[TASK STATEMENT] Set the listing down again exactly, please, apart from its pictures.

[INPUT FOR THIS TASK]

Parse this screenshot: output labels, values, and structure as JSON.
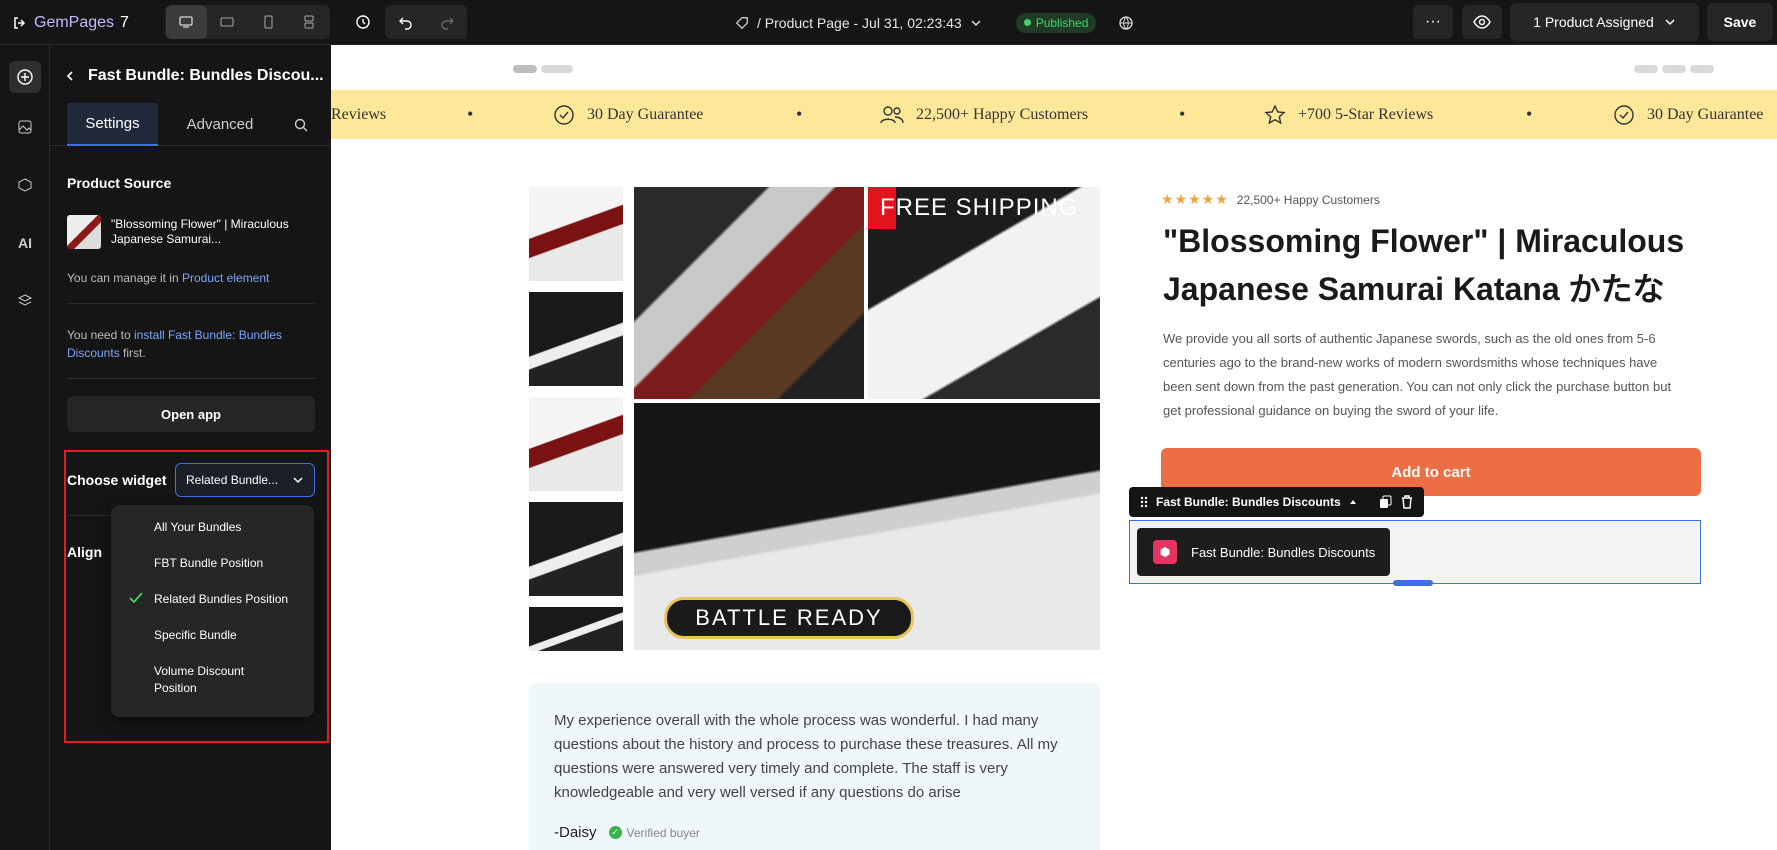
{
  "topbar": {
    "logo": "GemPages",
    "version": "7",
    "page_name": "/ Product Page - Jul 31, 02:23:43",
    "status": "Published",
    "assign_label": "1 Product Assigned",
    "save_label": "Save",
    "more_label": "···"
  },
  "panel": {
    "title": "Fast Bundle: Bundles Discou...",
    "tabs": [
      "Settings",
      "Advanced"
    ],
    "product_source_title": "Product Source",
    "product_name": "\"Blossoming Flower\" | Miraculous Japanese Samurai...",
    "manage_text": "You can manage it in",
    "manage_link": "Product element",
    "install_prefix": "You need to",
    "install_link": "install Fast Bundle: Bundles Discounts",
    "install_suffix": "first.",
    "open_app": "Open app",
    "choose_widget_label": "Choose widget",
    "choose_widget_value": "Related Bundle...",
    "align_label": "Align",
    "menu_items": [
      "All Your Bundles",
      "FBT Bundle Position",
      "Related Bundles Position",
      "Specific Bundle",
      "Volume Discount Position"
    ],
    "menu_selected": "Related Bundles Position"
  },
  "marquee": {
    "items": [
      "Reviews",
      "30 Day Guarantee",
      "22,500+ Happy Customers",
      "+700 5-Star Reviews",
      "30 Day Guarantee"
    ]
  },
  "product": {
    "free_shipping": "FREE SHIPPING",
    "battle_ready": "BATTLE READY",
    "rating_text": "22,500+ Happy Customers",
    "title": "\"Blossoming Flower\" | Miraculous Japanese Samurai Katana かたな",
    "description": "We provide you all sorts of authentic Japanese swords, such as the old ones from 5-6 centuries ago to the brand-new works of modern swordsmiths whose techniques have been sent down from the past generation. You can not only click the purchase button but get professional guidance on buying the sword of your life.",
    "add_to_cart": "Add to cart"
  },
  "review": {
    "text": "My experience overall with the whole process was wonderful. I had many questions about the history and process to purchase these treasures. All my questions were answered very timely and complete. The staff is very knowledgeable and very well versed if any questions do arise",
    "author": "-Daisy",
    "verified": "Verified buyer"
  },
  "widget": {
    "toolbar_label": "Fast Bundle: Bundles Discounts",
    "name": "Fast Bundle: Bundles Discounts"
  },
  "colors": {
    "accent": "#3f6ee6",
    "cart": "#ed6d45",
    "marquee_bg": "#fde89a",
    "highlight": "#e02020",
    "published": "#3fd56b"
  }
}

[COMPLETED EXERCISE]
Parse this screenshot: output labels, values, and structure as JSON.
{
  "topbar": {
    "logo": "GemPages",
    "version": "7",
    "page_name": "/ Product Page - Jul 31, 02:23:43",
    "status": "Published",
    "assign_label": "1 Product Assigned",
    "save_label": "Save",
    "more_label": "···"
  },
  "panel": {
    "title": "Fast Bundle: Bundles Discou...",
    "tabs": [
      "Settings",
      "Advanced"
    ],
    "product_source_title": "Product Source",
    "product_name": "\"Blossoming Flower\" | Miraculous Japanese Samurai...",
    "manage_text": "You can manage it in",
    "manage_link": "Product element",
    "install_prefix": "You need to",
    "install_link": "install Fast Bundle: Bundles Discounts",
    "install_suffix": "first.",
    "open_app": "Open app",
    "choose_widget_label": "Choose widget",
    "choose_widget_value": "Related Bundle...",
    "align_label": "Align",
    "menu_items": [
      "All Your Bundles",
      "FBT Bundle Position",
      "Related Bundles Position",
      "Specific Bundle",
      "Volume Discount Position"
    ],
    "menu_selected": "Related Bundles Position"
  },
  "marquee": {
    "items": [
      "Reviews",
      "30 Day Guarantee",
      "22,500+ Happy Customers",
      "+700 5-Star Reviews",
      "30 Day Guarantee"
    ]
  },
  "product": {
    "free_shipping": "FREE SHIPPING",
    "battle_ready": "BATTLE READY",
    "rating_text": "22,500+ Happy Customers",
    "title": "\"Blossoming Flower\" | Miraculous Japanese Samurai Katana かたな",
    "description": "We provide you all sorts of authentic Japanese swords, such as the old ones from 5-6 centuries ago to the brand-new works of modern swordsmiths whose techniques have been sent down from the past generation. You can not only click the purchase button but get professional guidance on buying the sword of your life.",
    "add_to_cart": "Add to cart"
  },
  "review": {
    "text": "My experience overall with the whole process was wonderful. I had many questions about the history and process to purchase these treasures. All my questions were answered very timely and complete. The staff is very knowledgeable and very well versed if any questions do arise",
    "author": "-Daisy",
    "verified": "Verified buyer"
  },
  "widget": {
    "toolbar_label": "Fast Bundle: Bundles Discounts",
    "name": "Fast Bundle: Bundles Discounts"
  },
  "colors": {
    "accent": "#3f6ee6",
    "cart": "#ed6d45",
    "marquee_bg": "#fde89a",
    "highlight": "#e02020",
    "published": "#3fd56b"
  }
}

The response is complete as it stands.